Take each line containing the word "desc" and copy it.

┌──

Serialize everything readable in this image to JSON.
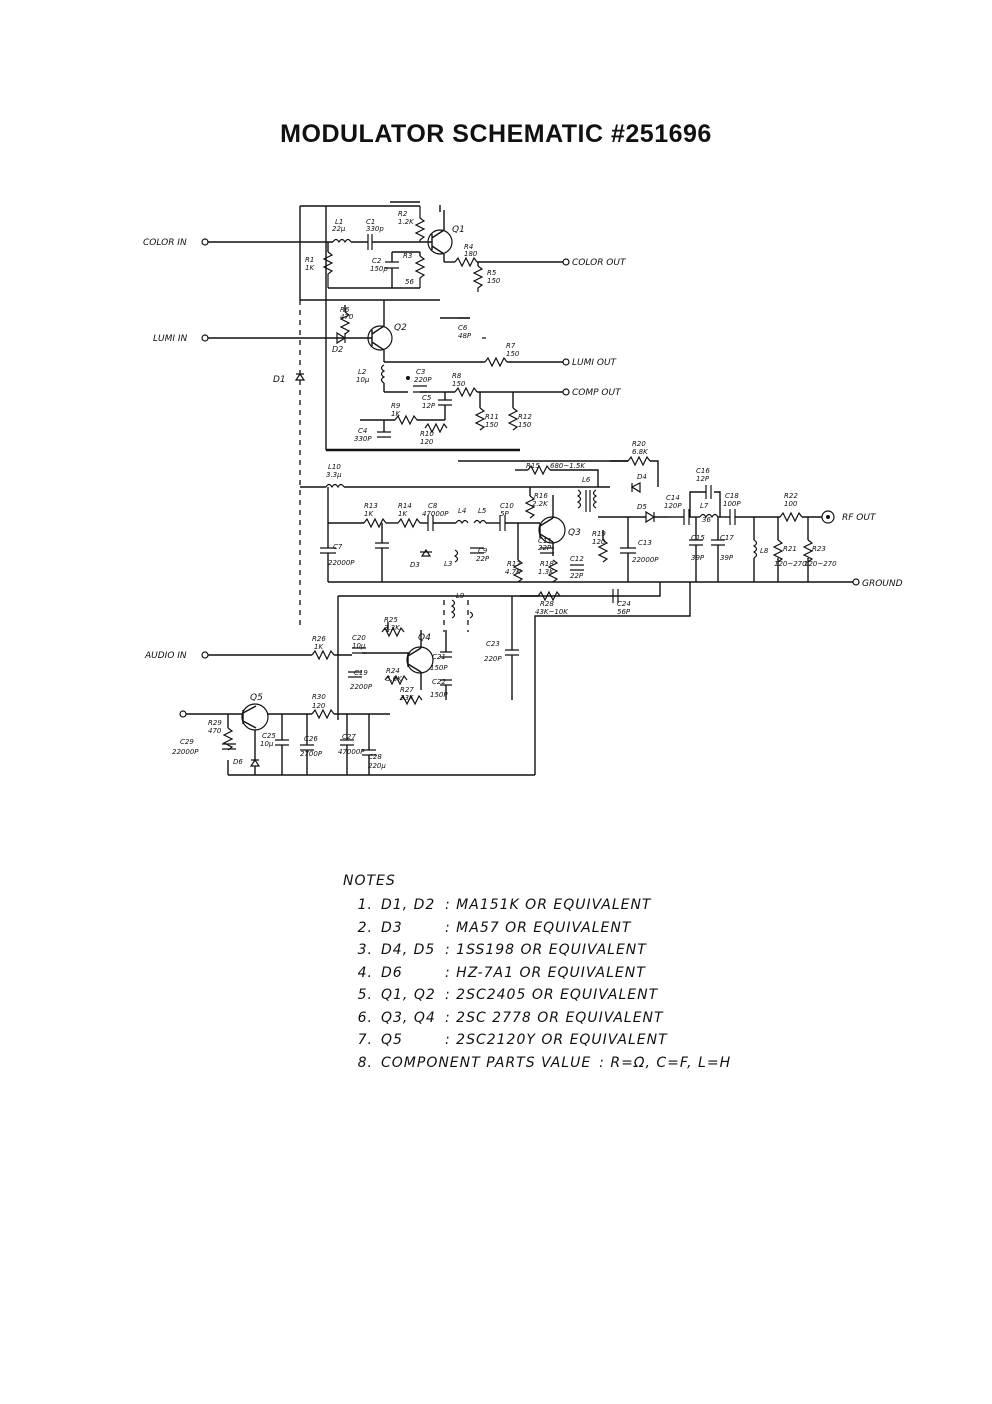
{
  "title": "MODULATOR SCHEMATIC #251696",
  "ports": {
    "color_in": "COLOR IN",
    "lumi_in": "LUMI IN",
    "audio_in": "AUDIO IN",
    "color_out": "COLOR OUT",
    "lumi_out": "LUMI OUT",
    "comp_out": "COMP OUT",
    "rf_out": "RF OUT",
    "ground": "GROUND"
  },
  "labels": {
    "q1": "Q1",
    "q2": "Q2",
    "q3": "Q3",
    "q4": "Q4",
    "q5": "Q5",
    "d1": "D1",
    "d2": "D2",
    "d3": "D3",
    "d4": "D4",
    "d5": "D5",
    "d6": "D6",
    "l1": "L1",
    "l1v": "22μ",
    "c1": "C1",
    "c1v": "330p",
    "r2": "R2",
    "r2v": "1.2K",
    "r1": "R1",
    "r1v": "1K",
    "c2": "C2",
    "c2v": "150p",
    "r3": "R3",
    "r3v": "56",
    "r4": "R4",
    "r4v": "180",
    "r5": "R5",
    "r5v": "150",
    "r6": "R6",
    "r6v": "470",
    "c6": "C6",
    "c6v": "48P",
    "r7": "R7",
    "r7v": "150",
    "l2": "L2",
    "l2v": "10μ",
    "c3": "C3",
    "c3v": "220P",
    "r8": "R8",
    "r8v": "150",
    "c5": "C5",
    "c5v": "12P",
    "r9": "R9",
    "r9v": "1K",
    "r11": "R11",
    "r11v": "150",
    "r12": "R12",
    "r12v": "150",
    "c4": "C4",
    "c4v": "330P",
    "r10": "R10",
    "r10v": "120",
    "r20": "R20",
    "r20v": "6.8K",
    "l10": "L10",
    "l10v": "3.3μ",
    "r15": "R15",
    "r15v": "680~1.5K",
    "r16": "R16",
    "r16v": "2.2K",
    "l6": "L6",
    "c16": "C16",
    "c16v": "12P",
    "r13": "R13",
    "r13v": "1K",
    "r14": "R14",
    "r14v": "1K",
    "c8": "C8",
    "c8v": "47000P",
    "l4": "L4",
    "l5": "L5",
    "c10": "C10",
    "c10v": "5P",
    "c11": "C11",
    "c11v": "22P",
    "r19": "R19",
    "r19v": "120",
    "c14": "C14",
    "c14v": "120P",
    "l7": "L7",
    "l7v": "36",
    "c18": "C18",
    "c18v": "100P",
    "r22": "R22",
    "r22v": "100",
    "c7": "C7",
    "c7v": "22000P",
    "l3": "L3",
    "c9": "C9",
    "c9v": "22P",
    "r17": "R17",
    "r17v": "4.7K",
    "r18": "R18",
    "r18v": "1.3K",
    "c12": "C12",
    "c12v": "22P",
    "c13": "C13",
    "c13v": "22000P",
    "c15": "C15",
    "c15v": "39P",
    "c17": "C17",
    "c17v": "39P",
    "l8": "L8",
    "r21": "R21",
    "r21v": "120~270",
    "r23": "R23",
    "r23v": "120~270",
    "l9": "L9",
    "r28": "R28",
    "r28v": "43K~10K",
    "c24": "C24",
    "c24v": "56P",
    "r25": "R25",
    "r25v": "3.3K",
    "r26": "R26",
    "r26v": "1K",
    "c20": "C20",
    "c20v": "10μ",
    "c23": "C23",
    "c23v": "220P",
    "c21": "C21",
    "c21v": "150P",
    "c19": "C19",
    "c19v": "2200P",
    "r24": "R24",
    "r24v": "5.6K",
    "r27": "R27",
    "r27v": "33K",
    "c22": "C22",
    "c22v": "150P",
    "r30": "R30",
    "r30v": "120",
    "r29": "R29",
    "r29v": "470",
    "c29": "C29",
    "c29v": "22000P",
    "c25": "C25",
    "c25v": "10μ",
    "c26": "C26",
    "c26v": "2700P",
    "c27": "C27",
    "c27v": "47000P",
    "c28": "C28",
    "c28v": "220μ"
  },
  "notes": {
    "heading": "NOTES",
    "items": [
      {
        "num": "1.",
        "part": "D1, D2",
        "desc": ": MA151K OR EQUIVALENT"
      },
      {
        "num": "2.",
        "part": "D3",
        "desc": ": MA57 OR EQUIVALENT"
      },
      {
        "num": "3.",
        "part": "D4, D5",
        "desc": ": 1SS198 OR EQUIVALENT"
      },
      {
        "num": "4.",
        "part": "D6",
        "desc": ": HZ-7A1 OR EQUIVALENT"
      },
      {
        "num": "5.",
        "part": "Q1, Q2",
        "desc": ": 2SC2405 OR EQUIVALENT"
      },
      {
        "num": "6.",
        "part": "Q3, Q4",
        "desc": ": 2SC 2778 OR EQUIVALENT"
      },
      {
        "num": "7.",
        "part": "Q5",
        "desc": ": 2SC2120Y OR EQUIVALENT"
      },
      {
        "num": "8.",
        "part": "COMPONENT PARTS VALUE",
        "desc": ": R=Ω, C=F, L=H"
      }
    ]
  }
}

└──

◆ **RESPONSE TO THE EXERCISE**:
        "desc": ": MA151K OR EQUIVALENT"
        "desc": ": MA57 OR EQUIVALENT"
        "desc": ": 1SS198 OR EQUIVALENT"
        "desc": ": HZ-7A1 OR EQUIVALENT"
        "desc": ": 2SC2405 OR EQUIVALENT"
        "desc": ": 2SC 2778 OR EQUIVALENT"
        "desc": ": 2SC2120Y OR EQUIVALENT"
        "desc": ": R=Ω, C=F, L=H"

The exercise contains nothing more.